[Records in a dataset]
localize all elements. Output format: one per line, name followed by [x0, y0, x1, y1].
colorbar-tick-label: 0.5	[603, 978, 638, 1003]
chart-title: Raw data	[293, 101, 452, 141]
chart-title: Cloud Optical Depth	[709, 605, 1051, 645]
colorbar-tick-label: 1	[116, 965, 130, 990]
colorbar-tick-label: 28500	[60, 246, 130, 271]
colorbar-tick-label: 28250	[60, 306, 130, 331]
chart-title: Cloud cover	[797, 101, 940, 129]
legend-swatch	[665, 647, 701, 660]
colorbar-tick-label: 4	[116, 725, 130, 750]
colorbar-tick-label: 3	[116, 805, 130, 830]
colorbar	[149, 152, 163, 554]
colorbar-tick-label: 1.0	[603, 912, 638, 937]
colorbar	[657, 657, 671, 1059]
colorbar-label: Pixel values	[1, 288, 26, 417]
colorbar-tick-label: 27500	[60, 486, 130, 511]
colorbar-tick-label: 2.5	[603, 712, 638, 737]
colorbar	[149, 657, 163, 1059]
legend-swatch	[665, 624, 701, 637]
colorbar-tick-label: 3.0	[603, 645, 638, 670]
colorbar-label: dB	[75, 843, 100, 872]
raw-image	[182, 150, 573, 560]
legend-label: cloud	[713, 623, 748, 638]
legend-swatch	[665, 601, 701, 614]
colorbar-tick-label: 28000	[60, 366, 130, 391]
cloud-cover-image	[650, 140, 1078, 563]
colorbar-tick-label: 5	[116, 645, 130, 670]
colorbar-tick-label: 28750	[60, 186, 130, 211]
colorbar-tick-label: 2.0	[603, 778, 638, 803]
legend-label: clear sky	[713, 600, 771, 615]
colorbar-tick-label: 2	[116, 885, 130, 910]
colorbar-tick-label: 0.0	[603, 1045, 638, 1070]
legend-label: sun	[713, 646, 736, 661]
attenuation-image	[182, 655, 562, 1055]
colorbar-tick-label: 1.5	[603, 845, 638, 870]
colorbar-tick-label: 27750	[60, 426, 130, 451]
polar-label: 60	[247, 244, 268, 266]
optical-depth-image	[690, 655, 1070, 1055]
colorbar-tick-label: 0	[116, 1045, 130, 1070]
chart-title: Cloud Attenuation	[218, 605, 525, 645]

» Given task: List every line of the listing above that contains the string "cover".

» Expected output:
chart-title: Cloud cover	[797, 101, 940, 129]
cloud-cover-image	[650, 140, 1078, 563]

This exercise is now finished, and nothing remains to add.